**WORK TO COMPLETE**
Output the lines that follow exactly as they are.

**RECORDS SHOWN**
+ + + + + + +

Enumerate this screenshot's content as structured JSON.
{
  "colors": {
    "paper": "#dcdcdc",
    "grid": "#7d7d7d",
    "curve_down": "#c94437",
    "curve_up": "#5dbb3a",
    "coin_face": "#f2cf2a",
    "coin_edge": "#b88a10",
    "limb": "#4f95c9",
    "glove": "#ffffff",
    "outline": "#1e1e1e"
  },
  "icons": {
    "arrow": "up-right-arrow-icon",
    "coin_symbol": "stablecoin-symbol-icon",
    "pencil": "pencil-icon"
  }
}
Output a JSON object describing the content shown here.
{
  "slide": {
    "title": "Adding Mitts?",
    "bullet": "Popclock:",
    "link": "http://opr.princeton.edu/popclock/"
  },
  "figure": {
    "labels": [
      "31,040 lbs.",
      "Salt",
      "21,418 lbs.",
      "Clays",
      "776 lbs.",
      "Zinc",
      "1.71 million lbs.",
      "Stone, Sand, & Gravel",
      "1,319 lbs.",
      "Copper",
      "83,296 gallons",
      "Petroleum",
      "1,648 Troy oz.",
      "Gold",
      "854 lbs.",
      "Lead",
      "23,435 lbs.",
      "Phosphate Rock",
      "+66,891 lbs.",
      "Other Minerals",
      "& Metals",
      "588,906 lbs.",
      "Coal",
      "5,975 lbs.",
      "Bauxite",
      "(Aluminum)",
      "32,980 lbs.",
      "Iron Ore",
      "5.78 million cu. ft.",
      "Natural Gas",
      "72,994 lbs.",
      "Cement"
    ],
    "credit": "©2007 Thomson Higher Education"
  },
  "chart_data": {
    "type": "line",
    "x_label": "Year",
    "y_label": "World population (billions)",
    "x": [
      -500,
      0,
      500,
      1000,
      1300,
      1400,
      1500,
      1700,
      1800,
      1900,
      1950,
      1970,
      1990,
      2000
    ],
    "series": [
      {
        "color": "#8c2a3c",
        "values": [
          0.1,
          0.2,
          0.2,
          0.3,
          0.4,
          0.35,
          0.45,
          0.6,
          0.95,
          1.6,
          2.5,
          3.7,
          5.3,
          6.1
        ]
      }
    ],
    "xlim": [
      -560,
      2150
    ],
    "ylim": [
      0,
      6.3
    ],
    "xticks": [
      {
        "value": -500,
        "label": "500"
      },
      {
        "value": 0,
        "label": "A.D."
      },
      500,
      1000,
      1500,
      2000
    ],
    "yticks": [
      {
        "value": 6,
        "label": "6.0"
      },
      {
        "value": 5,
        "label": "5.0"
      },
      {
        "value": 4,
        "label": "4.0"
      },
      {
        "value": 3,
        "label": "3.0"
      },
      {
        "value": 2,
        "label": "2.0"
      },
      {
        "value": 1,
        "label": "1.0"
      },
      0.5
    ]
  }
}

+ + + + + + +

**RESPONSE TO THIS EXERCISE**
Enumerate this screenshot's content as structured JSON.
{
  "colors": {
    "paper": "#dcdcdc",
    "grid": "#7d7d7d",
    "curve_down": "#c94437",
    "curve_up": "#5dbb3a",
    "coin_face": "#f2cf2a",
    "coin_edge": "#b88a10",
    "limb": "#4f95c9",
    "glove": "#ffffff",
    "outline": "#1e1e1e"
  },
  "icons": {
    "arrow": "up-right-arrow-icon",
    "coin_symbol": "stablecoin-symbol-icon",
    "pencil": "pencil-icon"
  }
}
Output a JSON object describing the content shown here.
{
  "slide": {
    "title": "Adding Mitts?",
    "bullet": "Popclock:",
    "link": "http://opr.princeton.edu/popclock/"
  },
  "figure": {
    "labels": [
      "31,040 lbs.",
      "Salt",
      "21,418 lbs.",
      "Clays",
      "776 lbs.",
      "Zinc",
      "1.71 million lbs.",
      "Stone, Sand, & Gravel",
      "1,319 lbs.",
      "Copper",
      "83,296 gallons",
      "Petroleum",
      "1,648 Troy oz.",
      "Gold",
      "854 lbs.",
      "Lead",
      "23,435 lbs.",
      "Phosphate Rock",
      "+66,891 lbs.",
      "Other Minerals",
      "& Metals",
      "588,906 lbs.",
      "Coal",
      "5,975 lbs.",
      "Bauxite",
      "(Aluminum)",
      "32,980 lbs.",
      "Iron Ore",
      "5.78 million cu. ft.",
      "Natural Gas",
      "72,994 lbs.",
      "Cement"
    ],
    "credit": "©2007 Thomson Higher Education"
  },
  "chart_data": {
    "type": "line",
    "x_label": "Year",
    "y_label": "World population (billions)",
    "x": [
      -500,
      0,
      500,
      1000,
      1300,
      1400,
      1500,
      1700,
      1800,
      1900,
      1950,
      1970,
      1990,
      2000
    ],
    "series": [
      {
        "color": "#8c2a3c",
        "values": [
          0.1,
          0.2,
          0.2,
          0.3,
          0.4,
          0.35,
          0.45,
          0.6,
          0.95,
          1.6,
          2.5,
          3.7,
          5.3,
          6.1
        ]
      }
    ],
    "xlim": [
      -560,
      2150
    ],
    "ylim": [
      0,
      6.3
    ],
    "xticks": [
      {
        "value": -500,
        "label": "500"
      },
      {
        "value": 0,
        "label": "A.D."
      },
      500,
      1000,
      1500,
      2000
    ],
    "yticks": [
      {
        "value": 6,
        "label": "6.0"
      },
      {
        "value": 5,
        "label": "5.0"
      },
      {
        "value": 4,
        "label": "4.0"
      },
      {
        "value": 3,
        "label": "3.0"
      },
      {
        "value": 2,
        "label": "2.0"
      },
      {
        "value": 1,
        "label": "1.0"
      },
      0.5
    ]
  }
}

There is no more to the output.